WRITTEN TASK:
Return all lines from the listing below in which the string "measurement" occurs.

::::

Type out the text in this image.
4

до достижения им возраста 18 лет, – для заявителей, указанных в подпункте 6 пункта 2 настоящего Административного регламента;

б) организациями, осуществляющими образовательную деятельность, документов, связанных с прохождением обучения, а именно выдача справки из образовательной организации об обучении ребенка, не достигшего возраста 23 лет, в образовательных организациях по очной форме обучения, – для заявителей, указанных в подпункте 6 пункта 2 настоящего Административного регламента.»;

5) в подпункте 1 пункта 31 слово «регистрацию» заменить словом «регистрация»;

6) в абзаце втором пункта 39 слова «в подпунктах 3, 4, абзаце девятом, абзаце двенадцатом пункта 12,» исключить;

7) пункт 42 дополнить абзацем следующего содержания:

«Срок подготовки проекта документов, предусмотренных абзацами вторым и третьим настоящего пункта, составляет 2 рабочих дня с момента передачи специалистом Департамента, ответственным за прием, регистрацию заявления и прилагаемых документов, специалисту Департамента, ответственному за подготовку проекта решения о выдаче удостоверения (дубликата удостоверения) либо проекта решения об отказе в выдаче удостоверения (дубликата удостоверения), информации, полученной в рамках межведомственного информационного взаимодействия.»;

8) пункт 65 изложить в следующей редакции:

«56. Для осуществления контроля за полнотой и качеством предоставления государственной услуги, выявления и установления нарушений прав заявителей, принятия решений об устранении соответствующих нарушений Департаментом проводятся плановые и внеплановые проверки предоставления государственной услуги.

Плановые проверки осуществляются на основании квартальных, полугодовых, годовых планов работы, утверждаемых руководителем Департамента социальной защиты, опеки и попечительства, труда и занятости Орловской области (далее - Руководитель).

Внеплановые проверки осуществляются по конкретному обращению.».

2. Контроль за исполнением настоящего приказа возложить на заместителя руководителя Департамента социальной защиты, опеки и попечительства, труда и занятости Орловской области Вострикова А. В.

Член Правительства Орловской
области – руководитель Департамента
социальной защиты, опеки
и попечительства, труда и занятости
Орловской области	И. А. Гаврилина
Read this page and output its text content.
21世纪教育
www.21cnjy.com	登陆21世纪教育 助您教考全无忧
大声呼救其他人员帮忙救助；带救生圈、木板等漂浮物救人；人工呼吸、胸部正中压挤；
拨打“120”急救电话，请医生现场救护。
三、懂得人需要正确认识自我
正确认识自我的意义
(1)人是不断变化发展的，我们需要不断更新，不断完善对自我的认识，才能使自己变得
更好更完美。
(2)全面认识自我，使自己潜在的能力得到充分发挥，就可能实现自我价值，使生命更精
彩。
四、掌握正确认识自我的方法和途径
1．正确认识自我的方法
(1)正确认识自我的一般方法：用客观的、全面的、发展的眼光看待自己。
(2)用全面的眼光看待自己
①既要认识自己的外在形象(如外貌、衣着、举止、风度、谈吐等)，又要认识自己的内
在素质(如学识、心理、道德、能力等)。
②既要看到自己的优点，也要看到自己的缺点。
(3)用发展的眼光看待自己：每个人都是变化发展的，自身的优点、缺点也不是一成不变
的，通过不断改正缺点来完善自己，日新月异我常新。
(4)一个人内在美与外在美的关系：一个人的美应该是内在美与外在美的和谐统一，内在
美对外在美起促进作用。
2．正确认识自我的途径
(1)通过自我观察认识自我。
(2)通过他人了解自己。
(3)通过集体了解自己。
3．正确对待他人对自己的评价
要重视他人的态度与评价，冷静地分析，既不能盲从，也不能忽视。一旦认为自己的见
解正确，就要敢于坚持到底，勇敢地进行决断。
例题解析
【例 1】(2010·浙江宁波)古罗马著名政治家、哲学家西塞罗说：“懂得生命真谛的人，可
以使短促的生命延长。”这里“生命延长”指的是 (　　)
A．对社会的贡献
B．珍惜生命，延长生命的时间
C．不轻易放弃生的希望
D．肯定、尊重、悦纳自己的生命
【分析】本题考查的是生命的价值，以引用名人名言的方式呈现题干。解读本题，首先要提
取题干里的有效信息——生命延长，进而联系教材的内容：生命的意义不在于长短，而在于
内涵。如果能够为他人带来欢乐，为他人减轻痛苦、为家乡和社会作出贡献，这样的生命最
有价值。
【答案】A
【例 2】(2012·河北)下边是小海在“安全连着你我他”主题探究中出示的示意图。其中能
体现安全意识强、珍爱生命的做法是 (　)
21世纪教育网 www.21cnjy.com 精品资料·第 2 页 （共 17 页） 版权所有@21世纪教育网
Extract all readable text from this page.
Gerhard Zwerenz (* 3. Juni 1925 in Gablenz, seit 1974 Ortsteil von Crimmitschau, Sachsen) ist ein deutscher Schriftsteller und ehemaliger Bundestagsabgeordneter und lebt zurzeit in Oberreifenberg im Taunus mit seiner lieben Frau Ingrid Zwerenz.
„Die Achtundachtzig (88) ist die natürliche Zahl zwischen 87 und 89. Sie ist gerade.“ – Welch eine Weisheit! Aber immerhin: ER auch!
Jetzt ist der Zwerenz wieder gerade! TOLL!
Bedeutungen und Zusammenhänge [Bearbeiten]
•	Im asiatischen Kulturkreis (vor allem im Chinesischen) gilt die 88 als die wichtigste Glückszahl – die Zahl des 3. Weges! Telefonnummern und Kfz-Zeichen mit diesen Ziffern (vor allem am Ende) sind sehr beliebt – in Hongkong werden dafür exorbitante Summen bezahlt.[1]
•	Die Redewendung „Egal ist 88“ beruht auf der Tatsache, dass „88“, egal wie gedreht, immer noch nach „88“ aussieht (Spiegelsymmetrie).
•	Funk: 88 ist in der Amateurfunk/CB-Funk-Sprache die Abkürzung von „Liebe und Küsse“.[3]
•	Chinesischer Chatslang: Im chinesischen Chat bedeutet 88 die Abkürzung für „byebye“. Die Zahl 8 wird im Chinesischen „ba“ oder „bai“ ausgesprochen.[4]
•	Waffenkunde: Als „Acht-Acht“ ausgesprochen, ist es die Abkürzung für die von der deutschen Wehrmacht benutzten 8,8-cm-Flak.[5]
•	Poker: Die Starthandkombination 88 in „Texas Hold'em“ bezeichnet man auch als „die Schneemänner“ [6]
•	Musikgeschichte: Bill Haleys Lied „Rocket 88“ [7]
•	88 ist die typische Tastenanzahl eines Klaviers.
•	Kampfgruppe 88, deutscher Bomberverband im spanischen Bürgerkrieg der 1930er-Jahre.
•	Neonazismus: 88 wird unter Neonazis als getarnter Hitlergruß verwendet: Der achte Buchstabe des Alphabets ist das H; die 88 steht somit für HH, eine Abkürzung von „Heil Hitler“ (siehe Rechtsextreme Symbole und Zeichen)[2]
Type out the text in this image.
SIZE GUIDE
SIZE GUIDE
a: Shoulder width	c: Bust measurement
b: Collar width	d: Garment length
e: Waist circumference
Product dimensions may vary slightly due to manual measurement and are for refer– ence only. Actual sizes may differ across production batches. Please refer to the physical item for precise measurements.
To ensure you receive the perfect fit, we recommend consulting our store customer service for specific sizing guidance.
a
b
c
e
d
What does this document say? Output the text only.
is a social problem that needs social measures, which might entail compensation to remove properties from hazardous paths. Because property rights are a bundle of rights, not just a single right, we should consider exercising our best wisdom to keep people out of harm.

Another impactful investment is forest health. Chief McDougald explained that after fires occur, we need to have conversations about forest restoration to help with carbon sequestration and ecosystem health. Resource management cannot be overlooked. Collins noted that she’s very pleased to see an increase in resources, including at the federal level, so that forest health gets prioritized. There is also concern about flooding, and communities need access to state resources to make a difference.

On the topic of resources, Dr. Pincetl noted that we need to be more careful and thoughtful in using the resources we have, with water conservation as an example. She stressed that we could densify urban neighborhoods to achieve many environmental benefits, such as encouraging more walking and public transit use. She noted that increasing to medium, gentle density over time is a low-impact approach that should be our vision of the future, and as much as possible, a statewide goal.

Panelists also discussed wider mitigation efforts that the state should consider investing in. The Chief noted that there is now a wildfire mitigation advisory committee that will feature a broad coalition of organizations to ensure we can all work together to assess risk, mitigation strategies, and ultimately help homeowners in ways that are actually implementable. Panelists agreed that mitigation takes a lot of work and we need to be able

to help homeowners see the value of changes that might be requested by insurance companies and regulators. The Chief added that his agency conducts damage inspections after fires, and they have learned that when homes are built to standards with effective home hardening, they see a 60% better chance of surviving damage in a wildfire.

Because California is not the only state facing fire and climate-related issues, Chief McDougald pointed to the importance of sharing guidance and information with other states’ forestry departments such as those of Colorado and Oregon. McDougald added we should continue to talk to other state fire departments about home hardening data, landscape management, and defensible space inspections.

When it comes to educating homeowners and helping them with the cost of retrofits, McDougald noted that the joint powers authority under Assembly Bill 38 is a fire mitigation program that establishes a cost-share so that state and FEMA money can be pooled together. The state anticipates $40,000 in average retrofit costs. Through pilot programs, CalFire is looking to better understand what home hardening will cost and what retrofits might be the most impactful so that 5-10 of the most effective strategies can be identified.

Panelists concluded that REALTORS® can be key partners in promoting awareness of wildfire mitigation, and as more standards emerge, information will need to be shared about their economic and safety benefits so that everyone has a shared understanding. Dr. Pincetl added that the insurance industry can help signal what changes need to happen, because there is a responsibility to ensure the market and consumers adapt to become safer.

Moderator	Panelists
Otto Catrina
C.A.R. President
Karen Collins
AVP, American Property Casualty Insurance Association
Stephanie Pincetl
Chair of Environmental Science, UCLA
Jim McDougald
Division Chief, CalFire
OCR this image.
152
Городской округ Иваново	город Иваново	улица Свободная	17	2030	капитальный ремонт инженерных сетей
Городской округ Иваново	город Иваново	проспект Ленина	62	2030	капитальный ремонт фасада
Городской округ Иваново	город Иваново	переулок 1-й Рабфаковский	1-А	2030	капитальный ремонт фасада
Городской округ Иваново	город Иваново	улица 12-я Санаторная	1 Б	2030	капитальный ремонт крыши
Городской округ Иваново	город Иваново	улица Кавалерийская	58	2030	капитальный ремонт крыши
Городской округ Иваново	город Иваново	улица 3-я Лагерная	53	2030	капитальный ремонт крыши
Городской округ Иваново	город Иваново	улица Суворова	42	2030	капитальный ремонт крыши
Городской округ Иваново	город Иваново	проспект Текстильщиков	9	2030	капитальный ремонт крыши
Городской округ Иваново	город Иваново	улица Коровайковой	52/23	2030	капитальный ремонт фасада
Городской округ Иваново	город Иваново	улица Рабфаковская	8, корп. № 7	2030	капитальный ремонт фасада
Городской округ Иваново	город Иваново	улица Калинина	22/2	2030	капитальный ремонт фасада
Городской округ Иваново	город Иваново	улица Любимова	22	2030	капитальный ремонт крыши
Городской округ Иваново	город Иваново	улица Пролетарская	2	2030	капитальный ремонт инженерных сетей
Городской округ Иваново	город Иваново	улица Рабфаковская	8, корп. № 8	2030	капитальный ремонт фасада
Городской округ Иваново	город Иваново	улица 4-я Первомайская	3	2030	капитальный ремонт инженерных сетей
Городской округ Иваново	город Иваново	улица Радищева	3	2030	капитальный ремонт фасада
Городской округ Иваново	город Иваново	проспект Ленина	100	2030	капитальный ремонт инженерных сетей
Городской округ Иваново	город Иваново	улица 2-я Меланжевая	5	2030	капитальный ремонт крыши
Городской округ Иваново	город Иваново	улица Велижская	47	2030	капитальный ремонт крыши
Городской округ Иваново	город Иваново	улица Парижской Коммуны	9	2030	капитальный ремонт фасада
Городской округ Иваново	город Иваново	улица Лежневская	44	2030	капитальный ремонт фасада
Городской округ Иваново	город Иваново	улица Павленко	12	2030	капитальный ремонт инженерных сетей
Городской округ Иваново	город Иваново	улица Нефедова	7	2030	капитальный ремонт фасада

::::

RESPONSE:
a: Shoulder width	c: Bust measurement
Product dimensions may vary slightly due to manual measurement and are for refer– ence only. Actual sizes may differ across production batches. Please refer to the physical item for precise measurements.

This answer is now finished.